▸ Set exercise:
Present every line of the records below as a Markdown table with two columns, Row and Line. Put the line's number under Row and its text under Line, and leave out blank lines.

▸ Data for this exercise:
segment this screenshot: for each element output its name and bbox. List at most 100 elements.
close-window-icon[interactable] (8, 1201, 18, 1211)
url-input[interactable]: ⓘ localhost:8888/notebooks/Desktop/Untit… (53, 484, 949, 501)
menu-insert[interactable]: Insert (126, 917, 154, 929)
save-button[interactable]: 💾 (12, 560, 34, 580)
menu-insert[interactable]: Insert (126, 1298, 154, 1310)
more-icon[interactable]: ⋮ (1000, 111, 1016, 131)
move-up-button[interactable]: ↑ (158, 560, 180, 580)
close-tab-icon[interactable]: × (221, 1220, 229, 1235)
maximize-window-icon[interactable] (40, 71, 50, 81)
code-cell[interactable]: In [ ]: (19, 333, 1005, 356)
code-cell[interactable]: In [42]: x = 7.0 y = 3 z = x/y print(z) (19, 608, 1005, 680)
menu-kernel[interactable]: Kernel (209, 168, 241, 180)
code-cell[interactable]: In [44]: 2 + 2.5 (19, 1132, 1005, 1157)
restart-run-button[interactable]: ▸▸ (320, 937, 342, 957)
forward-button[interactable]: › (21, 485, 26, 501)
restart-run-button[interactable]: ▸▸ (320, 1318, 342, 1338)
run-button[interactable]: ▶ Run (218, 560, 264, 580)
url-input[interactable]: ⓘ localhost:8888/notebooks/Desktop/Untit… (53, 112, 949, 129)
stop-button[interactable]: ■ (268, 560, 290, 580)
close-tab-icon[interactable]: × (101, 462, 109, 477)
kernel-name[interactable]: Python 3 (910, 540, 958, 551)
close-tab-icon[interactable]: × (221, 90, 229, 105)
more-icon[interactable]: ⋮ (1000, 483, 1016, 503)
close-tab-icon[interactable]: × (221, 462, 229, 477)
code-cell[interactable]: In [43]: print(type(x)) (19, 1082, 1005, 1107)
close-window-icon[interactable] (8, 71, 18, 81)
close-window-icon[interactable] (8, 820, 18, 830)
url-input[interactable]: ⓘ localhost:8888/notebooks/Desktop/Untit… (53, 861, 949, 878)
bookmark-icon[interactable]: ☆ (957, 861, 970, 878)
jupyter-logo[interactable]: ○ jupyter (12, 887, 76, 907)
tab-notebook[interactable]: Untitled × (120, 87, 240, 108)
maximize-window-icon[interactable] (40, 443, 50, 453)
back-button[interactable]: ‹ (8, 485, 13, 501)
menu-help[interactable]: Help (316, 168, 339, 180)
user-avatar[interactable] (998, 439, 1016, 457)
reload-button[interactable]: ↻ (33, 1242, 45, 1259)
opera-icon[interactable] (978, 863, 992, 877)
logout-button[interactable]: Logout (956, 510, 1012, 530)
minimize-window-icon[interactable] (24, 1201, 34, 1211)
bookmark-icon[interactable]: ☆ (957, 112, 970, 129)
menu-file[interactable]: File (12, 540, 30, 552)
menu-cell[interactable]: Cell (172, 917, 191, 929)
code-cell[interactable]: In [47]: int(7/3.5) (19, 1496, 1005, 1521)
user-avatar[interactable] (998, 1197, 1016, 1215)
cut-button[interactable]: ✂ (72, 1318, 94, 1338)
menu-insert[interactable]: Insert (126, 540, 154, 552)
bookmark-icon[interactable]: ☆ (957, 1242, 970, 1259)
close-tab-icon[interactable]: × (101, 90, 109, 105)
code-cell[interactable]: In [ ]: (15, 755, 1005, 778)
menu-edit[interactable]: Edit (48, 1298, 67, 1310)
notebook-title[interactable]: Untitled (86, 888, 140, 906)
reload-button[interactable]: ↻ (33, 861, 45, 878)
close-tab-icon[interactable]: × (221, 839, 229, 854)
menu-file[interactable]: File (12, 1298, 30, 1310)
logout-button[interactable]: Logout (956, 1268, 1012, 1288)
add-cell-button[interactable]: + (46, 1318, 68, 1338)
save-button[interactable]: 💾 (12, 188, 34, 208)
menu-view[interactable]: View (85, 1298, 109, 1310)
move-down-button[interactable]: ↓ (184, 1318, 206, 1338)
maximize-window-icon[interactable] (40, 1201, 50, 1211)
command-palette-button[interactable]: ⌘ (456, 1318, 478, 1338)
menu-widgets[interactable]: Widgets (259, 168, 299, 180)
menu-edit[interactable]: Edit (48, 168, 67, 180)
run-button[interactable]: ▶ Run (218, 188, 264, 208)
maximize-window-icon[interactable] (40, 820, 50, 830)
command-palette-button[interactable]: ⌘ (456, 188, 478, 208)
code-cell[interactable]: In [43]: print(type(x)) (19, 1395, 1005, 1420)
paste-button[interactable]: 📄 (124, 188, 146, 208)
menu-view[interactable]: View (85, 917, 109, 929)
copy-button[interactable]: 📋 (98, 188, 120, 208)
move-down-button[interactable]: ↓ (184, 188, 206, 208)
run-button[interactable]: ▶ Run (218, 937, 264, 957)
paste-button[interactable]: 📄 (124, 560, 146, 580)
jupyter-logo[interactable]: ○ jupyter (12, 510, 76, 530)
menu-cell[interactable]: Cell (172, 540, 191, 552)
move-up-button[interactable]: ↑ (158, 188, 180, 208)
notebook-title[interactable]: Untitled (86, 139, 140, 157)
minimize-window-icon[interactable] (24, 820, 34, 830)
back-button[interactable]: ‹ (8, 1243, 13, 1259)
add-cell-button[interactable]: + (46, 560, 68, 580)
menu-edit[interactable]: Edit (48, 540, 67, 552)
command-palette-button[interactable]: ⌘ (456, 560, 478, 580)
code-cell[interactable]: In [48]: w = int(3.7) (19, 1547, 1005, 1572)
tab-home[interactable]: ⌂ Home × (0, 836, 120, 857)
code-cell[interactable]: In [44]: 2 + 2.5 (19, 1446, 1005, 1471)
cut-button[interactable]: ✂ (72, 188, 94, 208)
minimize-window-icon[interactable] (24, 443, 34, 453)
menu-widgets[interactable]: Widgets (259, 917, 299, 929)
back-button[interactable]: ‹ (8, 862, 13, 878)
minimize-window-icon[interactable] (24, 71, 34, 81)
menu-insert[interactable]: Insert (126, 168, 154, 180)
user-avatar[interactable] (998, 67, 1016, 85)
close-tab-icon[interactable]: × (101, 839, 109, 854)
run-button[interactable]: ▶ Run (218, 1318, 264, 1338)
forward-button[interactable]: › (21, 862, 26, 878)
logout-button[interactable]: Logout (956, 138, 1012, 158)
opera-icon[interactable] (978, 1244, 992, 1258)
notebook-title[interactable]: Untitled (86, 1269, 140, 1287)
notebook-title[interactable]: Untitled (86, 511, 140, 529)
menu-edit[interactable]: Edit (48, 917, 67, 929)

▸ Worked answer:
| Row | Line |
|---|---|
| 1 | segment this screenshot: for each element output its name and bbox. List at most 100 elements. |
| 2 | close-window-icon[interactable] (8, 1201, 18, 1211) |
| 3 | url-input[interactable]: ⓘ localhost:8888/notebooks/Desktop/Untit… (53, 484, 949, 501) |
| 4 | menu-insert[interactable]: Insert (126, 917, 154, 929) |
| 5 | save-button[interactable]: 💾 (12, 560, 34, 580) |
| 6 | menu-insert[interactable]: Insert (126, 1298, 154, 1310) |
| 7 | more-icon[interactable]: ⋮ (1000, 111, 1016, 131) |
| 8 | move-up-button[interactable]: ↑ (158, 560, 180, 580) |
| 9 | close-tab-icon[interactable]: × (221, 1220, 229, 1235) |
| 10 | maximize-window-icon[interactable] (40, 71, 50, 81) |
| 11 | code-cell[interactable]: In [ ]: (19, 333, 1005, 356) |
| 12 | code-cell[interactable]: In [42]: x = 7.0 y = 3 z = x/y print(z) (19, 608, 1005, 680) |
| 13 | menu-kernel[interactable]: Kernel (209, 168, 241, 180) |
| 14 | code-cell[interactable]: In [44]: 2 + 2.5 (19, 1132, 1005, 1157) |
| 15 | restart-run-button[interactable]: ▸▸ (320, 937, 342, 957) |
| 16 | forward-button[interactable]: › (21, 485, 26, 501) |
| 17 | restart-run-button[interactable]: ▸▸ (320, 1318, 342, 1338) |
| 18 | run-button[interactable]: ▶ Run (218, 560, 264, 580) |
| 19 | url-input[interactable]: ⓘ localhost:8888/notebooks/Desktop/Untit… (53, 112, 949, 129) |
| 20 | stop-button[interactable]: ■ (268, 560, 290, 580) |
| 21 | close-tab-icon[interactable]: × (101, 462, 109, 477) |
| 22 | kernel-name[interactable]: Python 3 (910, 540, 958, 551) |
| 23 | close-tab-icon[interactable]: × (221, 90, 229, 105) |
| 24 | more-icon[interactable]: ⋮ (1000, 483, 1016, 503) |
| 25 | close-tab-icon[interactable]: × (221, 462, 229, 477) |
| 26 | code-cell[interactable]: In [43]: print(type(x)) (19, 1082, 1005, 1107) |
| 27 | close-window-icon[interactable] (8, 71, 18, 81) |
| 28 | close-window-icon[interactable] (8, 820, 18, 830) |
| 29 | url-input[interactable]: ⓘ localhost:8888/notebooks/Desktop/Untit… (53, 861, 949, 878) |
| 30 | bookmark-icon[interactable]: ☆ (957, 861, 970, 878) |
| 31 | jupyter-logo[interactable]: ○ jupyter (12, 887, 76, 907) |
| 32 | tab-notebook[interactable]: Untitled × (120, 87, 240, 108) |
| 33 | maximize-window-icon[interactable] (40, 443, 50, 453) |
| 34 | back-button[interactable]: ‹ (8, 485, 13, 501) |
| 35 | menu-help[interactable]: Help (316, 168, 339, 180) |
| 36 | user-avatar[interactable] (998, 439, 1016, 457) |
| 37 | reload-button[interactable]: ↻ (33, 1242, 45, 1259) |
| 38 | opera-icon[interactable] (978, 863, 992, 877) |
| 39 | logout-button[interactable]: Logout (956, 510, 1012, 530) |
| 40 | minimize-window-icon[interactable] (24, 1201, 34, 1211) |
| 41 | bookmark-icon[interactable]: ☆ (957, 112, 970, 129) |
| 42 | menu-file[interactable]: File (12, 540, 30, 552) |
| 43 | menu-cell[interactable]: Cell (172, 917, 191, 929) |
| 44 | code-cell[interactable]: In [47]: int(7/3.5) (19, 1496, 1005, 1521) |
| 45 | user-avatar[interactable] (998, 1197, 1016, 1215) |
| 46 | cut-button[interactable]: ✂ (72, 1318, 94, 1338) |
| 47 | menu-insert[interactable]: Insert (126, 540, 154, 552) |
| 48 | bookmark-icon[interactable]: ☆ (957, 1242, 970, 1259) |
| 49 | close-tab-icon[interactable]: × (101, 90, 109, 105) |
| 50 | code-cell[interactable]: In [ ]: (15, 755, 1005, 778) |
| 51 | menu-edit[interactable]: Edit (48, 1298, 67, 1310) |
| 52 | notebook-title[interactable]: Untitled (86, 888, 140, 906) |
| 53 | reload-button[interactable]: ↻ (33, 861, 45, 878) |
| 54 | close-tab-icon[interactable]: × (221, 839, 229, 854) |
| 55 | menu-file[interactable]: File (12, 1298, 30, 1310) |
| 56 | logout-button[interactable]: Logout (956, 1268, 1012, 1288) |
| 57 | add-cell-button[interactable]: + (46, 1318, 68, 1338) |
| 58 | save-button[interactable]: 💾 (12, 188, 34, 208) |
| 59 | menu-view[interactable]: View (85, 1298, 109, 1310) |
| 60 | move-down-button[interactable]: ↓ (184, 1318, 206, 1338) |
| 61 | maximize-window-icon[interactable] (40, 1201, 50, 1211) |
| 62 | command-palette-button[interactable]: ⌘ (456, 1318, 478, 1338) |
| 63 | menu-widgets[interactable]: Widgets (259, 168, 299, 180) |
| 64 | menu-edit[interactable]: Edit (48, 168, 67, 180) |
| 65 | run-button[interactable]: ▶ Run (218, 188, 264, 208) |
| 66 | maximize-window-icon[interactable] (40, 820, 50, 830) |
| 67 | command-palette-button[interactable]: ⌘ (456, 188, 478, 208) |
| 68 | code-cell[interactable]: In [43]: print(type(x)) (19, 1395, 1005, 1420) |
| 69 | paste-button[interactable]: 📄 (124, 188, 146, 208) |
| 70 | menu-view[interactable]: View (85, 917, 109, 929) |
| 71 | copy-button[interactable]: 📋 (98, 188, 120, 208) |
| 72 | move-down-button[interactable]: ↓ (184, 188, 206, 208) |
| 73 | run-button[interactable]: ▶ Run (218, 937, 264, 957) |
| 74 | paste-button[interactable]: 📄 (124, 560, 146, 580) |
| 75 | jupyter-logo[interactable]: ○ jupyter (12, 510, 76, 530) |
| 76 | menu-cell[interactable]: Cell (172, 540, 191, 552) |
| 77 | move-up-button[interactable]: ↑ (158, 188, 180, 208) |
| 78 | notebook-title[interactable]: Untitled (86, 139, 140, 157) |
| 79 | minimize-window-icon[interactable] (24, 820, 34, 830) |
| 80 | back-button[interactable]: ‹ (8, 1243, 13, 1259) |
| 81 | add-cell-button[interactable]: + (46, 560, 68, 580) |
| 82 | menu-edit[interactable]: Edit (48, 540, 67, 552) |
| 83 | command-palette-button[interactable]: ⌘ (456, 560, 478, 580) |
| 84 | code-cell[interactable]: In [48]: w = int(3.7) (19, 1547, 1005, 1572) |
| 85 | tab-home[interactable]: ⌂ Home × (0, 836, 120, 857) |
| 86 | code-cell[interactable]: In [44]: 2 + 2.5 (19, 1446, 1005, 1471) |
| 87 | cut-button[interactable]: ✂ (72, 188, 94, 208) |
| 88 | minimize-window-icon[interactable] (24, 443, 34, 453) |
| 89 | menu-widgets[interactable]: Widgets (259, 917, 299, 929) |
| 90 | back-button[interactable]: ‹ (8, 862, 13, 878) |
| 91 | minimize-window-icon[interactable] (24, 71, 34, 81) |
| 92 | menu-insert[interactable]: Insert (126, 168, 154, 180) |
| 93 | user-avatar[interactable] (998, 67, 1016, 85) |
| 94 | close-tab-icon[interactable]: × (101, 839, 109, 854) |
| 95 | run-button[interactable]: ▶ Run (218, 1318, 264, 1338) |
| 96 | forward-button[interactable]: › (21, 862, 26, 878) |
| 97 | logout-button[interactable]: Logout (956, 138, 1012, 158) |
| 98 | opera-icon[interactable] (978, 1244, 992, 1258) |
| 99 | notebook-title[interactable]: Untitled (86, 1269, 140, 1287) |
| 100 | notebook-title[interactable]: Untitled (86, 511, 140, 529) |
| 101 | menu-edit[interactable]: Edit (48, 917, 67, 929) |